**WRITTEN TASK**
Reproduce all of the material word for word.

**GIVEN RECORDS**

++++++

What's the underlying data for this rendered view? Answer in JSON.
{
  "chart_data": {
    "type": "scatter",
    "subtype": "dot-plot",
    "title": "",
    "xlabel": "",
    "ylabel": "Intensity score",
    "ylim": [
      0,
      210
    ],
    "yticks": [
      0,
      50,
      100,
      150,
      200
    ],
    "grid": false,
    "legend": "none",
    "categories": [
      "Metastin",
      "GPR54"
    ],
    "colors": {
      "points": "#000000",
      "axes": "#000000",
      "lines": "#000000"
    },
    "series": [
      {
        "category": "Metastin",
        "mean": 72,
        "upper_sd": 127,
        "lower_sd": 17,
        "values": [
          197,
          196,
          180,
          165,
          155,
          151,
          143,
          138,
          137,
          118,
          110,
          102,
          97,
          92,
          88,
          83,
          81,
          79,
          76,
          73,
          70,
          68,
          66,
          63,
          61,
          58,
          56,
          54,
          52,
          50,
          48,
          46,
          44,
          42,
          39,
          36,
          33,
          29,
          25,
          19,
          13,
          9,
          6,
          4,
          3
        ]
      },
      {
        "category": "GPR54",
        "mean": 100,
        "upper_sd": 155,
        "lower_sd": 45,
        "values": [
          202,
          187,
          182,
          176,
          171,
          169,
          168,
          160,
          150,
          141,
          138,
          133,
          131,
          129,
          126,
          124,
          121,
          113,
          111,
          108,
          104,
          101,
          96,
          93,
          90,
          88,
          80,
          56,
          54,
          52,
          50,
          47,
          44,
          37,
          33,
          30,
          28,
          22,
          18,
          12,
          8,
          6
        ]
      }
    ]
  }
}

++++++

**EXERCISE ANSWER**
What's the underlying data for this rendered view? Answer in JSON.
{
  "chart_data": {
    "type": "scatter",
    "subtype": "dot-plot",
    "title": "",
    "xlabel": "",
    "ylabel": "Intensity score",
    "ylim": [
      0,
      210
    ],
    "yticks": [
      0,
      50,
      100,
      150,
      200
    ],
    "grid": false,
    "legend": "none",
    "categories": [
      "Metastin",
      "GPR54"
    ],
    "colors": {
      "points": "#000000",
      "axes": "#000000",
      "lines": "#000000"
    },
    "series": [
      {
        "category": "Metastin",
        "mean": 72,
        "upper_sd": 127,
        "lower_sd": 17,
        "values": [
          197,
          196,
          180,
          165,
          155,
          151,
          143,
          138,
          137,
          118,
          110,
          102,
          97,
          92,
          88,
          83,
          81,
          79,
          76,
          73,
          70,
          68,
          66,
          63,
          61,
          58,
          56,
          54,
          52,
          50,
          48,
          46,
          44,
          42,
          39,
          36,
          33,
          29,
          25,
          19,
          13,
          9,
          6,
          4,
          3
        ]
      },
      {
        "category": "GPR54",
        "mean": 100,
        "upper_sd": 155,
        "lower_sd": 45,
        "values": [
          202,
          187,
          182,
          176,
          171,
          169,
          168,
          160,
          150,
          141,
          138,
          133,
          131,
          129,
          126,
          124,
          121,
          113,
          111,
          108,
          104,
          101,
          96,
          93,
          90,
          88,
          80,
          56,
          54,
          52,
          50,
          47,
          44,
          37,
          33,
          30,
          28,
          22,
          18,
          12,
          8,
          6
        ]
      }
    ]
  }
}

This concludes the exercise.